● **Exercise prompt**
Please state the two things the backer can be configured to do with acoustic signals, according to the imaging device claims below.

● **Document**

2. The imaging device of claim 1, wherein the ultrasonic receiver
array is in physical contact with the platen.
3. The imaging device of claim 1, further comprising a backer
positioned such that the insonification device is between the
receiver array and the backer.
4. The imaging device of claim 3, wherein the backer is configured
to absorb acoustic signals.
5. The imaging device of claim 3, wherein the backer is configured
to delay acoustic signals.
6. The imaging device of claim 1, wherein the insonification device
is a plane wave generator.
7. The imaging device of claim 1, wherein the platen is bonded to
the receiver array.
8. The imaging device of claim 1, wherein the receiver array is a
thin film transistor array with a piezoelectric sensing layer.
9. The imaging device of claim 1, wherein the receiver array is a
CMOS array with a piezoelectric sensing layer.

● **Provided data**
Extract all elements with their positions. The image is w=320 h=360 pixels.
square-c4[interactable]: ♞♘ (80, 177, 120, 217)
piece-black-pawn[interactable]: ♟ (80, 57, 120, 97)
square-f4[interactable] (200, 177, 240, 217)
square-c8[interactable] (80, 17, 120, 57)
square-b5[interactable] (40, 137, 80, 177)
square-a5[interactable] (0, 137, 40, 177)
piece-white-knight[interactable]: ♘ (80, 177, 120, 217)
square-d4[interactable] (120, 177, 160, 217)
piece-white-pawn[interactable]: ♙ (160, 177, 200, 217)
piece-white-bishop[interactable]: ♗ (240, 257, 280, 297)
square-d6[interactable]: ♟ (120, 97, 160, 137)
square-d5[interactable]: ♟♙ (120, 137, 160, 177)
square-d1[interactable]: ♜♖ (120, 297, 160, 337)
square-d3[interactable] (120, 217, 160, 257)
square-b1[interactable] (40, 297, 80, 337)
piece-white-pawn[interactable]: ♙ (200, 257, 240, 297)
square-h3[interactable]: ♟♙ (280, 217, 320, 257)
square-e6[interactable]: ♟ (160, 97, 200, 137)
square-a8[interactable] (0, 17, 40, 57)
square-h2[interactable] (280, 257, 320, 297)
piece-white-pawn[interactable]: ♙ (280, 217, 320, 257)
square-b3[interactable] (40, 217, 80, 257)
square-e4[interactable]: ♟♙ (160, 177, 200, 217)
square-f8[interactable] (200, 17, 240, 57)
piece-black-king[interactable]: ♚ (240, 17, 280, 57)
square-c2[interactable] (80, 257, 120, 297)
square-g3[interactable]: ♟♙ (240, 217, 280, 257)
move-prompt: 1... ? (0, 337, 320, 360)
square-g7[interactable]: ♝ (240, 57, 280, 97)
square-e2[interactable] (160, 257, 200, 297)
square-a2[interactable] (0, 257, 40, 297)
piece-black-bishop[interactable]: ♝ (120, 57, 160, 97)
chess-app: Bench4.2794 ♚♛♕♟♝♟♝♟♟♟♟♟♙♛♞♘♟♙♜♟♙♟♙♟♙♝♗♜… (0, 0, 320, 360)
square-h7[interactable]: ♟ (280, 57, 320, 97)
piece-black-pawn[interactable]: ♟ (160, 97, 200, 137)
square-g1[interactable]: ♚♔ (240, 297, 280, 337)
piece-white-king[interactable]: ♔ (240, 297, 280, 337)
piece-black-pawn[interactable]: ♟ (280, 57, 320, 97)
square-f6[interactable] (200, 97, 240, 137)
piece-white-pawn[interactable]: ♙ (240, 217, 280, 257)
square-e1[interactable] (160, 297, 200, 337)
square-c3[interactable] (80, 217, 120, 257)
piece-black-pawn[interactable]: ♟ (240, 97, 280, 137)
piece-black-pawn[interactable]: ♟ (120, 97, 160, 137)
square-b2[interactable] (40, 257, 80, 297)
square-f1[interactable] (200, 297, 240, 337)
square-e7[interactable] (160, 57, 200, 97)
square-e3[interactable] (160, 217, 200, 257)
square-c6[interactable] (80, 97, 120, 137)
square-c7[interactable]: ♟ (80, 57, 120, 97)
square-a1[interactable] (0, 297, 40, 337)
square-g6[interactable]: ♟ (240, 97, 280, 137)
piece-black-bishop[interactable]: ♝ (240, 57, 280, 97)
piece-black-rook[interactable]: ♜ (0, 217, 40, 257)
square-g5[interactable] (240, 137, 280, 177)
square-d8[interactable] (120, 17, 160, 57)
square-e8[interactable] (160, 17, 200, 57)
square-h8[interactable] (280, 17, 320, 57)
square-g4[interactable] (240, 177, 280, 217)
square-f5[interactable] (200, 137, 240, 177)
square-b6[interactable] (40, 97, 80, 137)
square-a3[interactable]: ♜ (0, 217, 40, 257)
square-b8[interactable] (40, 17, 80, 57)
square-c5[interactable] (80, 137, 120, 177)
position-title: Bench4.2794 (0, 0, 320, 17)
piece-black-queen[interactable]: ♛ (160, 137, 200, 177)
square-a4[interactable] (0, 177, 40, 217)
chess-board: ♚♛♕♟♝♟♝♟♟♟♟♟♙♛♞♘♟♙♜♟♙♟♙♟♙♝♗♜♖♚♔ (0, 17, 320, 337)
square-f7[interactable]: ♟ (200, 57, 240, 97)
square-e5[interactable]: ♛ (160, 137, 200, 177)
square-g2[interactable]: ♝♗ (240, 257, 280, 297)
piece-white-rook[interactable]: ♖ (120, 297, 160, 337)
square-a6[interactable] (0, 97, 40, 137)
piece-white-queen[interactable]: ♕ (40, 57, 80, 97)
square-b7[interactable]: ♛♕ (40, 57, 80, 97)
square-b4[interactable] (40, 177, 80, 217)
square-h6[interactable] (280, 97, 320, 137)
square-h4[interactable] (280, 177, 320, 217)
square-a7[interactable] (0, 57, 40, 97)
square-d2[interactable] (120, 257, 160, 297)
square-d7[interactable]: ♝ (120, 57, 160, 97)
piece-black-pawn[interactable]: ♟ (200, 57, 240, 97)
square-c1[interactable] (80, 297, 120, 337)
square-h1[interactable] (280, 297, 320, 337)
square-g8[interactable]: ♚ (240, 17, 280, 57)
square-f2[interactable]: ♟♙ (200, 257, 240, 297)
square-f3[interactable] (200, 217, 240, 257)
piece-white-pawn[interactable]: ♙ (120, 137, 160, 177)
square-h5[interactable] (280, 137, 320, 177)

● **Worked answer**
It can absorb or delay acoustic signals.